[Collected data entries]
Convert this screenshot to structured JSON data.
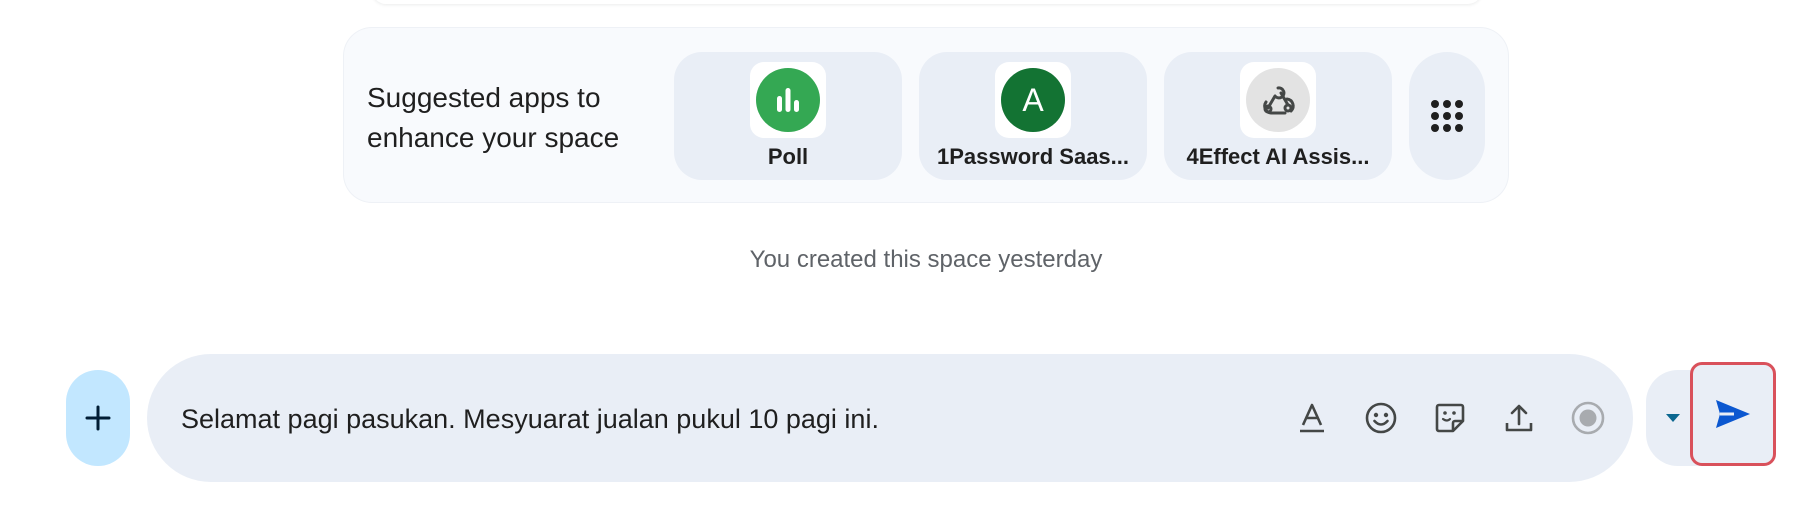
{
  "suggested_apps": {
    "heading": "Suggested apps to enhance your space",
    "apps": [
      {
        "name": "Poll",
        "icon": "poll-chart-icon",
        "color": "#34a853"
      },
      {
        "name": "1Password Saas...",
        "icon": "avatar-letter-icon",
        "letter": "A",
        "color": "#137333"
      },
      {
        "name": "4Effect AI Assis...",
        "icon": "webhook-icon",
        "color": "#e3e3e3"
      }
    ],
    "more_icon": "app-grid-icon"
  },
  "status": {
    "created_note": "You created this space yesterday"
  },
  "composer": {
    "add_icon": "plus-icon",
    "message_value": "Selamat pagi pasukan. Mesyuarat jualan pukul 10 pagi ini.",
    "tools": [
      "format-text-icon",
      "emoji-icon",
      "sticker-icon",
      "upload-icon",
      "record-icon"
    ],
    "send_options_icon": "caret-down-icon",
    "send_icon": "send-icon"
  },
  "colors": {
    "accent": "#0b57d0",
    "highlight": "#d9515b",
    "surface": "#e9eef6",
    "add_button": "#c2e7ff"
  }
}
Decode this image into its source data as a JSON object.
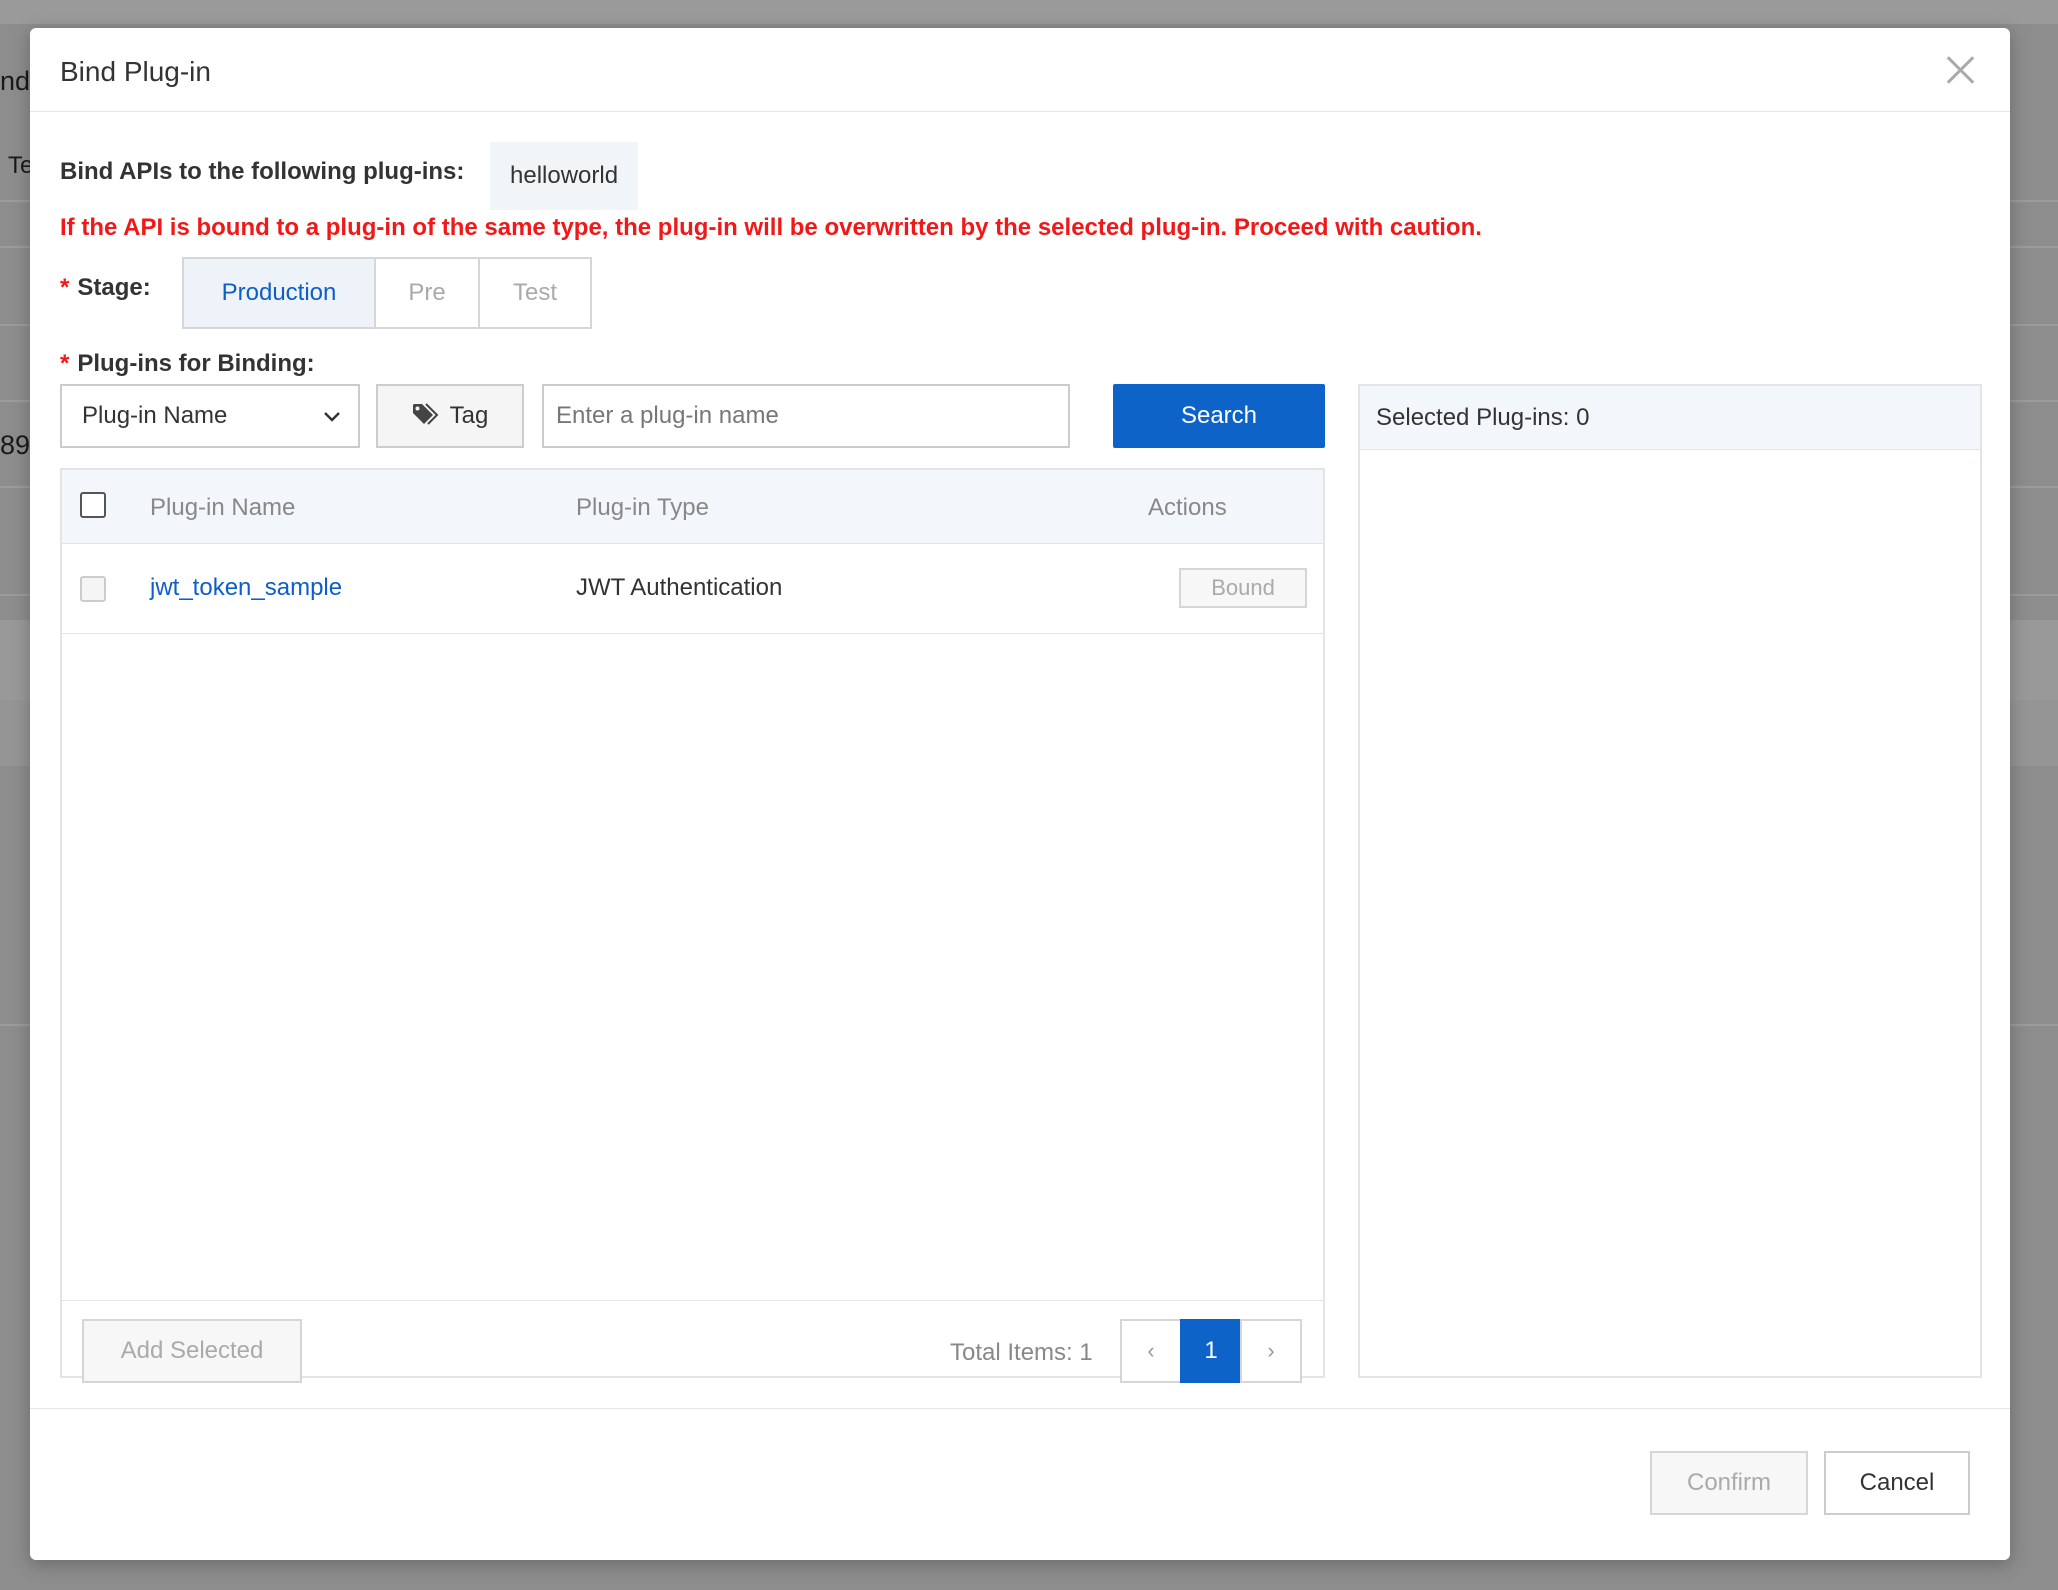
{
  "background": {
    "fragments": [
      "ndi",
      "Te",
      "89"
    ]
  },
  "dialog": {
    "title": "Bind Plug-in",
    "bind_label": "Bind APIs to the following plug-ins:",
    "api_name": "helloworld",
    "warning": "If the API is bound to a plug-in of the same type, the plug-in will be overwritten by the selected plug-in. Proceed with caution.",
    "stage_label": "Stage:",
    "required_mark": "*",
    "stages": [
      {
        "label": "Production",
        "active": true
      },
      {
        "label": "Pre",
        "active": false
      },
      {
        "label": "Test",
        "active": false
      }
    ],
    "plugins_label": "Plug-ins for Binding:",
    "filter_select": "Plug-in Name",
    "tag_button": "Tag",
    "search_placeholder": "Enter a plug-in name",
    "search_value": "",
    "search_button": "Search",
    "table": {
      "columns": [
        "Plug-in Name",
        "Plug-in Type",
        "Actions"
      ],
      "rows": [
        {
          "name": "jwt_token_sample",
          "type": "JWT Authentication",
          "action": "Bound"
        }
      ]
    },
    "add_selected": "Add Selected",
    "total_items": "Total Items: 1",
    "pager": {
      "prev": "‹",
      "current": "1",
      "next": "›"
    },
    "selected_header": "Selected Plug-ins: 0",
    "confirm": "Confirm",
    "cancel": "Cancel"
  },
  "colors": {
    "primary": "#0e63c9",
    "link": "#0d5ec9",
    "warning": "#f01818",
    "disabled_text": "#aaaaaa"
  }
}
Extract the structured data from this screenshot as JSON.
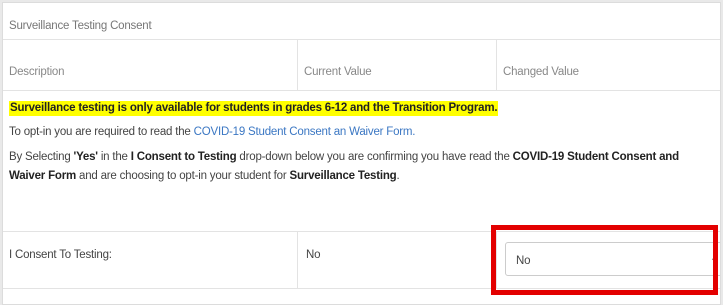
{
  "panel": {
    "title": "Surveillance Testing Consent"
  },
  "table_header": {
    "description": "Description",
    "current_value": "Current Value",
    "changed_value": "Changed Value"
  },
  "notice": "Surveillance testing is only available for students in grades 6-12 and the Transition Program.",
  "optin": {
    "prefix": "To opt-in you are required to read the ",
    "link_text": "COVID-19 Student Consent an Waiver Form."
  },
  "instructions": {
    "p1": "By Selecting ",
    "yes": "'Yes'",
    "p2": " in the ",
    "field": "I Consent to Testing",
    "p3": " drop-down below you are confirming you have read the ",
    "form": "COVID-19 Student Consent and Waiver Form",
    "p4": " and are choosing to opt-in your student for ",
    "testing": "Surveillance Testing",
    "p5": "."
  },
  "consent": {
    "label": "I Consent To Testing:",
    "current_value": "No",
    "selected_value": "No"
  },
  "colors": {
    "notice_highlight": "#ffff00",
    "link": "#3b77c3",
    "annotation_box": "#e30000"
  }
}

## Requirements
Write the full listing out again with every line unchanged, but include no pictures.

## Written response
Convert this screenshot to structured JSON data.
{
  "suggested_apps": {
    "heading": "Suggested apps to enhance your space",
    "apps": [
      {
        "name": "Poll",
        "icon": "poll-chart-icon",
        "color": "#34a853"
      },
      {
        "name": "1Password Saas...",
        "icon": "avatar-letter-icon",
        "letter": "A",
        "color": "#137333"
      },
      {
        "name": "4Effect AI Assis...",
        "icon": "webhook-icon",
        "color": "#e3e3e3"
      }
    ],
    "more_icon": "app-grid-icon"
  },
  "status": {
    "created_note": "You created this space yesterday"
  },
  "composer": {
    "add_icon": "plus-icon",
    "message_value": "Selamat pagi pasukan. Mesyuarat jualan pukul 10 pagi ini.",
    "tools": [
      "format-text-icon",
      "emoji-icon",
      "sticker-icon",
      "upload-icon",
      "record-icon"
    ],
    "send_options_icon": "caret-down-icon",
    "send_icon": "send-icon"
  },
  "colors": {
    "accent": "#0b57d0",
    "highlight": "#d9515b",
    "surface": "#e9eef6",
    "add_button": "#c2e7ff"
  }
}
Decode this image into its source data as a JSON object.
{
  "background": {
    "fragments": [
      "ndi",
      "Te",
      "89"
    ]
  },
  "dialog": {
    "title": "Bind Plug-in",
    "bind_label": "Bind APIs to the following plug-ins:",
    "api_name": "helloworld",
    "warning": "If the API is bound to a plug-in of the same type, the plug-in will be overwritten by the selected plug-in. Proceed with caution.",
    "stage_label": "Stage:",
    "required_mark": "*",
    "stages": [
      {
        "label": "Production",
        "active": true
      },
      {
        "label": "Pre",
        "active": false
      },
      {
        "label": "Test",
        "active": false
      }
    ],
    "plugins_label": "Plug-ins for Binding:",
    "filter_select": "Plug-in Name",
    "tag_button": "Tag",
    "search_placeholder": "Enter a plug-in name",
    "search_value": "",
    "search_button": "Search",
    "table": {
      "columns": [
        "Plug-in Name",
        "Plug-in Type",
        "Actions"
      ],
      "rows": [
        {
          "name": "jwt_token_sample",
          "type": "JWT Authentication",
          "action": "Bound"
        }
      ]
    },
    "add_selected": "Add Selected",
    "total_items": "Total Items: 1",
    "pager": {
      "prev": "‹",
      "current": "1",
      "next": "›"
    },
    "selected_header": "Selected Plug-ins: 0",
    "confirm": "Confirm",
    "cancel": "Cancel"
  },
  "colors": {
    "primary": "#0e63c9",
    "link": "#0d5ec9",
    "warning": "#f01818",
    "disabled_text": "#aaaaaa"
  }
}
Extract the structured data from this screenshot as JSON.
{
  "panel": {
    "title": "Surveillance Testing Consent"
  },
  "table_header": {
    "description": "Description",
    "current_value": "Current Value",
    "changed_value": "Changed Value"
  },
  "notice": "Surveillance testing is only available for students in grades 6-12 and the Transition Program.",
  "optin": {
    "prefix": "To opt-in you are required to read the ",
    "link_text": "COVID-19 Student Consent an Waiver Form."
  },
  "instructions": {
    "p1": "By Selecting ",
    "yes": "'Yes'",
    "p2": " in the ",
    "field": "I Consent to Testing",
    "p3": " drop-down below you are confirming you have read the ",
    "form": "COVID-19 Student Consent and Waiver Form",
    "p4": " and are choosing to opt-in your student for ",
    "testing": "Surveillance Testing",
    "p5": "."
  },
  "consent": {
    "label": "I Consent To Testing:",
    "current_value": "No",
    "selected_value": "No"
  },
  "colors": {
    "notice_highlight": "#ffff00",
    "link": "#3b77c3",
    "annotation_box": "#e30000"
  }
}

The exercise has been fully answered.